__Directions__. Please set down all the lines beneath this one exactly, without the pictures.
++++ Given information
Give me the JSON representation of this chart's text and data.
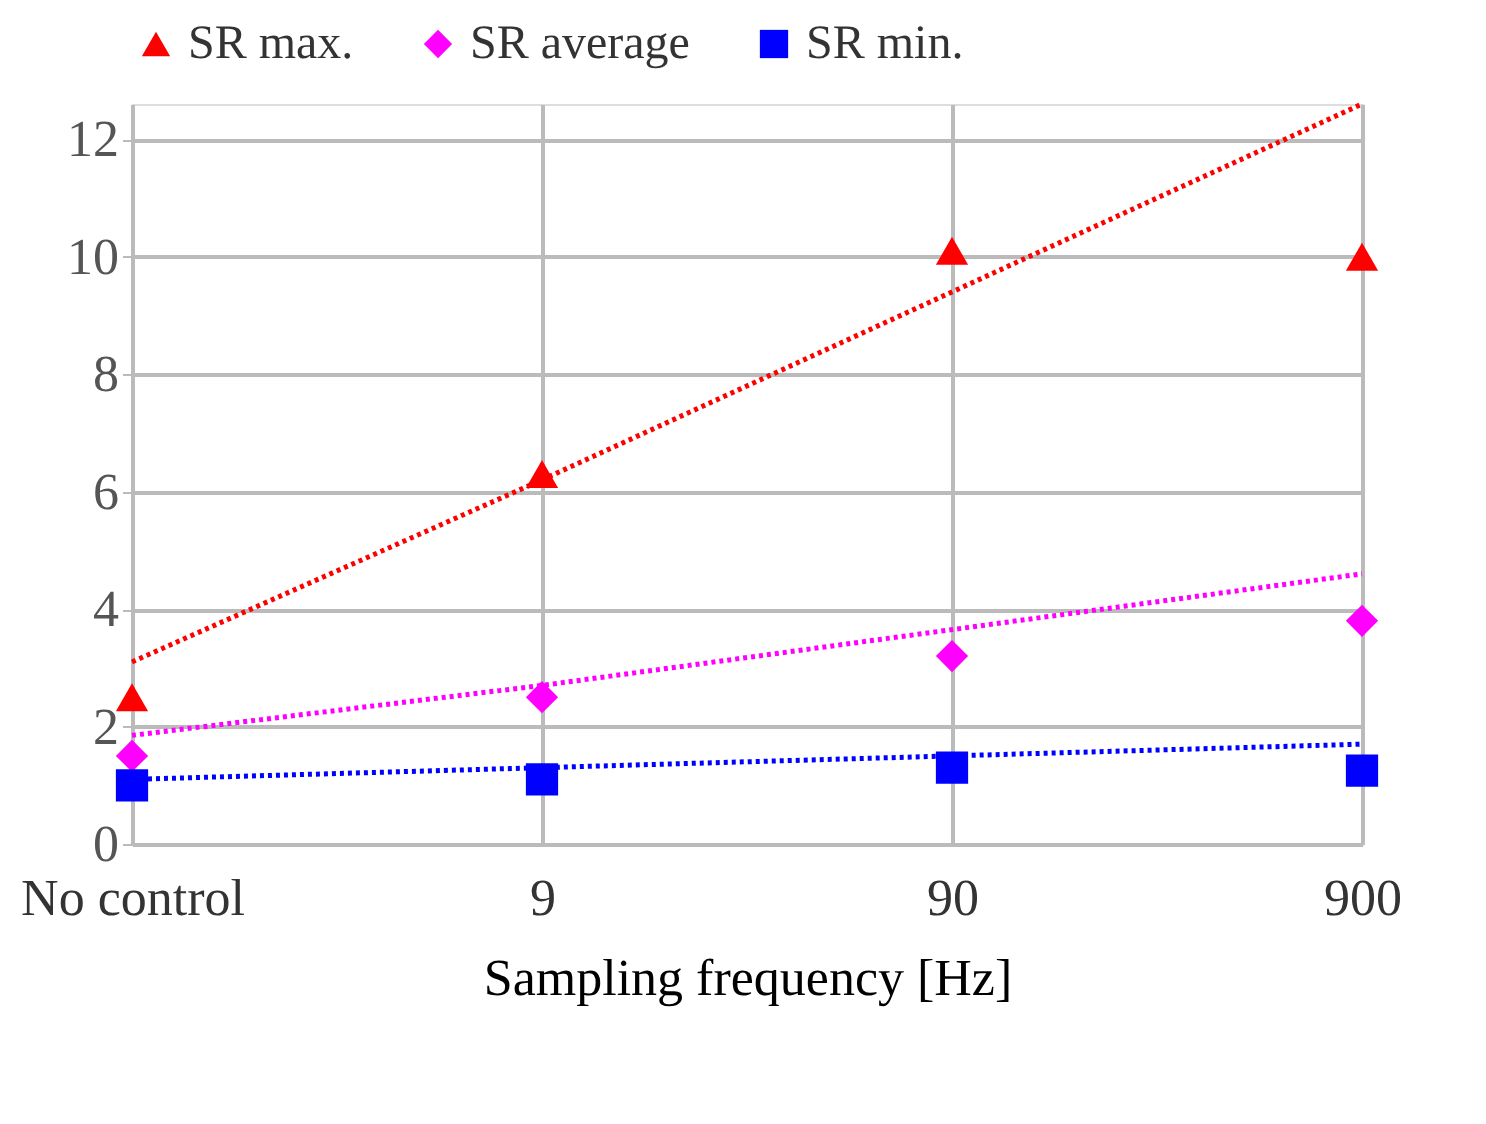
{
  "chart_data": {
    "type": "scatter",
    "xlabel": "Sampling frequency [Hz]",
    "categories": [
      "No control",
      "9",
      "90",
      "900"
    ],
    "ylim": [
      0,
      12.6
    ],
    "yticks": [
      0,
      2,
      4,
      6,
      8,
      10,
      12
    ],
    "grid": true,
    "legend": "top",
    "series": [
      {
        "name": "SR max.",
        "color": "#ff0000",
        "marker": "triangle",
        "values": [
          2.5,
          6.3,
          10.1,
          10.0
        ]
      },
      {
        "name": "SR average",
        "color": "#ff00ff",
        "marker": "diamond",
        "values": [
          1.5,
          2.5,
          3.2,
          3.8
        ]
      },
      {
        "name": "SR min.",
        "color": "#0000ff",
        "marker": "square",
        "values": [
          1.0,
          1.1,
          1.3,
          1.25
        ]
      },
      {
        "type": "line",
        "color": "#ff0000",
        "line_style": "dotted",
        "marker": "none",
        "values": [
          3.1,
          6.2,
          9.4,
          12.6
        ]
      },
      {
        "type": "line",
        "color": "#ff00ff",
        "line_style": "dotted",
        "marker": "none",
        "values": [
          1.85,
          2.7,
          3.65,
          4.6
        ]
      },
      {
        "type": "line",
        "color": "#0000ff",
        "line_style": "dotted",
        "marker": "none",
        "values": [
          1.1,
          1.3,
          1.5,
          1.7
        ]
      }
    ]
  }
}
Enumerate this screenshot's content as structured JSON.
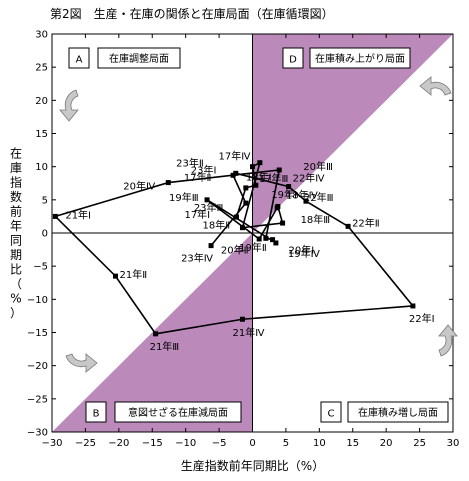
{
  "title": "第2図　生産・在庫の関係と在庫局面（在庫循環図）",
  "colors": {
    "shade": "#bb8abb",
    "line": "#000000"
  },
  "chart_data": {
    "type": "scatter",
    "connected": true,
    "title": "第2図　生産・在庫の関係と在庫局面（在庫循環図）",
    "xlabel": "生産指数前年同期比（%）",
    "ylabel": "在庫指数前年同期比（%）",
    "xlim": [
      -30,
      30
    ],
    "ylim": [
      -30,
      30
    ],
    "xticks": [
      -30,
      -25,
      -20,
      -15,
      -10,
      -5,
      0,
      5,
      10,
      15,
      20,
      25,
      30
    ],
    "yticks": [
      -30,
      -25,
      -20,
      -15,
      -10,
      -5,
      0,
      5,
      10,
      15,
      20,
      25,
      30
    ],
    "grid": false,
    "quadrants": [
      {
        "letter": "A",
        "label": "在庫調整局面"
      },
      {
        "letter": "B",
        "label": "意図せざる在庫減局面"
      },
      {
        "letter": "C",
        "label": "在庫積み増し局面"
      },
      {
        "letter": "D",
        "label": "在庫積み上がり局面"
      }
    ],
    "points": [
      {
        "label": "17年Ⅰ",
        "x": -2.4,
        "y": 2.4
      },
      {
        "label": "17年Ⅱ",
        "x": -1.0,
        "y": 6.8
      },
      {
        "label": "17年Ⅲ",
        "x": 0.5,
        "y": 7.2
      },
      {
        "label": "17年Ⅳ",
        "x": 0.0,
        "y": 10.0
      },
      {
        "label": "18年Ⅰ",
        "x": 1.1,
        "y": 10.6
      },
      {
        "label": "18年Ⅱ",
        "x": -1.5,
        "y": 0.8
      },
      {
        "label": "18年Ⅲ",
        "x": 4.5,
        "y": 1.5
      },
      {
        "label": "18年Ⅳ",
        "x": 3.8,
        "y": 4.0
      },
      {
        "label": "19年Ⅰ",
        "x": 3.7,
        "y": 3.8
      },
      {
        "label": "19年Ⅱ",
        "x": 1.0,
        "y": -0.9
      },
      {
        "label": "19年Ⅲ",
        "x": -6.8,
        "y": 5.0
      },
      {
        "label": "19年Ⅳ",
        "x": 3.5,
        "y": -1.5
      },
      {
        "label": "20年Ⅰ",
        "x": 3.0,
        "y": -1.0
      },
      {
        "label": "20年Ⅱ",
        "x": 2.0,
        "y": -0.8
      },
      {
        "label": "20年Ⅲ",
        "x": 4.0,
        "y": 9.5
      },
      {
        "label": "20年Ⅳ",
        "x": -12.6,
        "y": 7.6
      },
      {
        "label": "21年Ⅰ",
        "x": -29.5,
        "y": 2.5
      },
      {
        "label": "21年Ⅱ",
        "x": -20.5,
        "y": -6.5
      },
      {
        "label": "21年Ⅲ",
        "x": -14.5,
        "y": -15.2
      },
      {
        "label": "21年Ⅳ",
        "x": -1.5,
        "y": -13.0
      },
      {
        "label": "22年Ⅰ",
        "x": 24.0,
        "y": -11.0
      },
      {
        "label": "22年Ⅱ",
        "x": 14.3,
        "y": 1.0
      },
      {
        "label": "22年Ⅲ",
        "x": 8.0,
        "y": 4.8
      },
      {
        "label": "22年Ⅳ",
        "x": 5.4,
        "y": 7.0
      },
      {
        "label": "23年Ⅰ",
        "x": -2.5,
        "y": 9.0
      },
      {
        "label": "23年Ⅱ",
        "x": -2.9,
        "y": 8.7
      },
      {
        "label": "23年Ⅲ",
        "x": -1.0,
        "y": 4.5
      },
      {
        "label": "23年Ⅳ",
        "x": -6.2,
        "y": -1.9
      }
    ]
  }
}
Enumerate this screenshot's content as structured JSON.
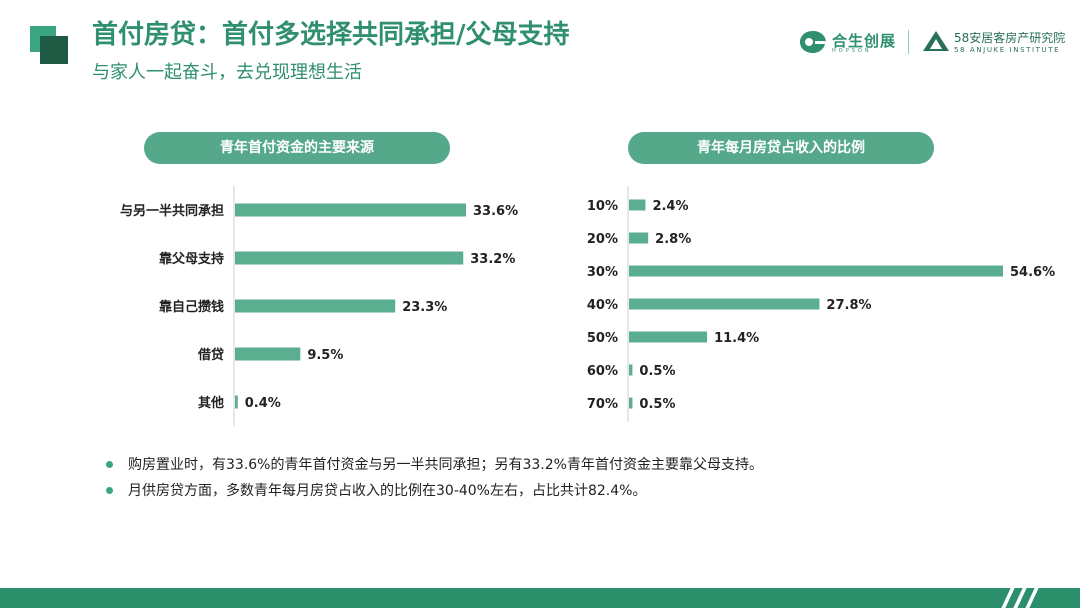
{
  "header": {
    "title": "首付房贷：首付多选择共同承担/父母支持",
    "subtitle": "与家人一起奋斗，去兑现理想生活",
    "logo1_text": "合生创展",
    "logo1_sub": "HOPSON",
    "logo2_text": "58安居客房产研究院",
    "logo2_sub": "58 ANJUKE INSTITUTE"
  },
  "chart_data": [
    {
      "type": "bar",
      "orientation": "horizontal",
      "title": "青年首付资金的主要来源",
      "categories": [
        "与另一半共同承担",
        "靠父母支持",
        "靠自己攒钱",
        "借贷",
        "其他"
      ],
      "values": [
        33.6,
        33.2,
        23.3,
        9.5,
        0.4
      ],
      "value_labels": [
        "33.6%",
        "33.2%",
        "23.3%",
        "9.5%",
        "0.4%"
      ],
      "unit": "%",
      "xlim": [
        0,
        33.6
      ],
      "grid": false,
      "legend": "none"
    },
    {
      "type": "bar",
      "orientation": "horizontal",
      "title": "青年每月房贷占收入的比例",
      "categories": [
        "10%",
        "20%",
        "30%",
        "40%",
        "50%",
        "60%",
        "70%"
      ],
      "values": [
        2.4,
        2.8,
        54.6,
        27.8,
        11.4,
        0.5,
        0.5
      ],
      "value_labels": [
        "2.4%",
        "2.8%",
        "54.6%",
        "27.8%",
        "11.4%",
        "0.5%",
        "0.5%"
      ],
      "unit": "%",
      "xlim": [
        0,
        54.6
      ],
      "grid": false,
      "legend": "none"
    }
  ],
  "bullets": [
    "购房置业时，有33.6%的青年首付资金与另一半共同承担；另有33.2%青年首付资金主要靠父母支持。",
    "月供房贷方面，多数青年每月房贷占收入的比例在30-40%左右，占比共计82.4%。"
  ],
  "colors": {
    "accent": "#2f8f6e",
    "bar": "#5bae8f",
    "pill": "#55a98a",
    "footer": "#2a8f6a"
  }
}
++++++++
__Written solution__.
Give me the JSON representation of this chart's text and data.
{
  "chart_data": {
    "type": "scatter",
    "xlabel": "Sampling frequency [Hz]",
    "categories": [
      "No control",
      "9",
      "90",
      "900"
    ],
    "ylim": [
      0,
      12.6
    ],
    "yticks": [
      0,
      2,
      4,
      6,
      8,
      10,
      12
    ],
    "grid": true,
    "legend": "top",
    "series": [
      {
        "name": "SR max.",
        "color": "#ff0000",
        "marker": "triangle",
        "values": [
          2.5,
          6.3,
          10.1,
          10.0
        ]
      },
      {
        "name": "SR average",
        "color": "#ff00ff",
        "marker": "diamond",
        "values": [
          1.5,
          2.5,
          3.2,
          3.8
        ]
      },
      {
        "name": "SR min.",
        "color": "#0000ff",
        "marker": "square",
        "values": [
          1.0,
          1.1,
          1.3,
          1.25
        ]
      },
      {
        "type": "line",
        "color": "#ff0000",
        "line_style": "dotted",
        "marker": "none",
        "values": [
          3.1,
          6.2,
          9.4,
          12.6
        ]
      },
      {
        "type": "line",
        "color": "#ff00ff",
        "line_style": "dotted",
        "marker": "none",
        "values": [
          1.85,
          2.7,
          3.65,
          4.6
        ]
      },
      {
        "type": "line",
        "color": "#0000ff",
        "line_style": "dotted",
        "marker": "none",
        "values": [
          1.1,
          1.3,
          1.5,
          1.7
        ]
      }
    ]
  }
}
Enumerate this screenshot's content as structured JSON.
{
  "title": "第2図　生産・在庫の関係と在庫局面（在庫循環図）",
  "colors": {
    "shade": "#bb8abb",
    "line": "#000000"
  },
  "chart_data": {
    "type": "scatter",
    "connected": true,
    "title": "第2図　生産・在庫の関係と在庫局面（在庫循環図）",
    "xlabel": "生産指数前年同期比（%）",
    "ylabel": "在庫指数前年同期比（%）",
    "xlim": [
      -30,
      30
    ],
    "ylim": [
      -30,
      30
    ],
    "xticks": [
      -30,
      -25,
      -20,
      -15,
      -10,
      -5,
      0,
      5,
      10,
      15,
      20,
      25,
      30
    ],
    "yticks": [
      -30,
      -25,
      -20,
      -15,
      -10,
      -5,
      0,
      5,
      10,
      15,
      20,
      25,
      30
    ],
    "grid": false,
    "quadrants": [
      {
        "letter": "A",
        "label": "在庫調整局面"
      },
      {
        "letter": "B",
        "label": "意図せざる在庫減局面"
      },
      {
        "letter": "C",
        "label": "在庫積み増し局面"
      },
      {
        "letter": "D",
        "label": "在庫積み上がり局面"
      }
    ],
    "points": [
      {
        "label": "17年Ⅰ",
        "x": -2.4,
        "y": 2.4
      },
      {
        "label": "17年Ⅱ",
        "x": -1.0,
        "y": 6.8
      },
      {
        "label": "17年Ⅲ",
        "x": 0.5,
        "y": 7.2
      },
      {
        "label": "17年Ⅳ",
        "x": 0.0,
        "y": 10.0
      },
      {
        "label": "18年Ⅰ",
        "x": 1.1,
        "y": 10.6
      },
      {
        "label": "18年Ⅱ",
        "x": -1.5,
        "y": 0.8
      },
      {
        "label": "18年Ⅲ",
        "x": 4.5,
        "y": 1.5
      },
      {
        "label": "18年Ⅳ",
        "x": 3.8,
        "y": 4.0
      },
      {
        "label": "19年Ⅰ",
        "x": 3.7,
        "y": 3.8
      },
      {
        "label": "19年Ⅱ",
        "x": 1.0,
        "y": -0.9
      },
      {
        "label": "19年Ⅲ",
        "x": -6.8,
        "y": 5.0
      },
      {
        "label": "19年Ⅳ",
        "x": 3.5,
        "y": -1.5
      },
      {
        "label": "20年Ⅰ",
        "x": 3.0,
        "y": -1.0
      },
      {
        "label": "20年Ⅱ",
        "x": 2.0,
        "y": -0.8
      },
      {
        "label": "20年Ⅲ",
        "x": 4.0,
        "y": 9.5
      },
      {
        "label": "20年Ⅳ",
        "x": -12.6,
        "y": 7.6
      },
      {
        "label": "21年Ⅰ",
        "x": -29.5,
        "y": 2.5
      },
      {
        "label": "21年Ⅱ",
        "x": -20.5,
        "y": -6.5
      },
      {
        "label": "21年Ⅲ",
        "x": -14.5,
        "y": -15.2
      },
      {
        "label": "21年Ⅳ",
        "x": -1.5,
        "y": -13.0
      },
      {
        "label": "22年Ⅰ",
        "x": 24.0,
        "y": -11.0
      },
      {
        "label": "22年Ⅱ",
        "x": 14.3,
        "y": 1.0
      },
      {
        "label": "22年Ⅲ",
        "x": 8.0,
        "y": 4.8
      },
      {
        "label": "22年Ⅳ",
        "x": 5.4,
        "y": 7.0
      },
      {
        "label": "23年Ⅰ",
        "x": -2.5,
        "y": 9.0
      },
      {
        "label": "23年Ⅱ",
        "x": -2.9,
        "y": 8.7
      },
      {
        "label": "23年Ⅲ",
        "x": -1.0,
        "y": 4.5
      },
      {
        "label": "23年Ⅳ",
        "x": -6.2,
        "y": -1.9
      }
    ]
  }
}
Enumerate this screenshot's content as structured JSON.
{
  "header": {
    "title": "首付房贷：首付多选择共同承担/父母支持",
    "subtitle": "与家人一起奋斗，去兑现理想生活",
    "logo1_text": "合生创展",
    "logo1_sub": "HOPSON",
    "logo2_text": "58安居客房产研究院",
    "logo2_sub": "58 ANJUKE INSTITUTE"
  },
  "chart_data": [
    {
      "type": "bar",
      "orientation": "horizontal",
      "title": "青年首付资金的主要来源",
      "categories": [
        "与另一半共同承担",
        "靠父母支持",
        "靠自己攒钱",
        "借贷",
        "其他"
      ],
      "values": [
        33.6,
        33.2,
        23.3,
        9.5,
        0.4
      ],
      "value_labels": [
        "33.6%",
        "33.2%",
        "23.3%",
        "9.5%",
        "0.4%"
      ],
      "unit": "%",
      "xlim": [
        0,
        33.6
      ],
      "grid": false,
      "legend": "none"
    },
    {
      "type": "bar",
      "orientation": "horizontal",
      "title": "青年每月房贷占收入的比例",
      "categories": [
        "10%",
        "20%",
        "30%",
        "40%",
        "50%",
        "60%",
        "70%"
      ],
      "values": [
        2.4,
        2.8,
        54.6,
        27.8,
        11.4,
        0.5,
        0.5
      ],
      "value_labels": [
        "2.4%",
        "2.8%",
        "54.6%",
        "27.8%",
        "11.4%",
        "0.5%",
        "0.5%"
      ],
      "unit": "%",
      "xlim": [
        0,
        54.6
      ],
      "grid": false,
      "legend": "none"
    }
  ],
  "bullets": [
    "购房置业时，有33.6%的青年首付资金与另一半共同承担；另有33.2%青年首付资金主要靠父母支持。",
    "月供房贷方面，多数青年每月房贷占收入的比例在30-40%左右，占比共计82.4%。"
  ],
  "colors": {
    "accent": "#2f8f6e",
    "bar": "#5bae8f",
    "pill": "#55a98a",
    "footer": "#2a8f6a"
  }
}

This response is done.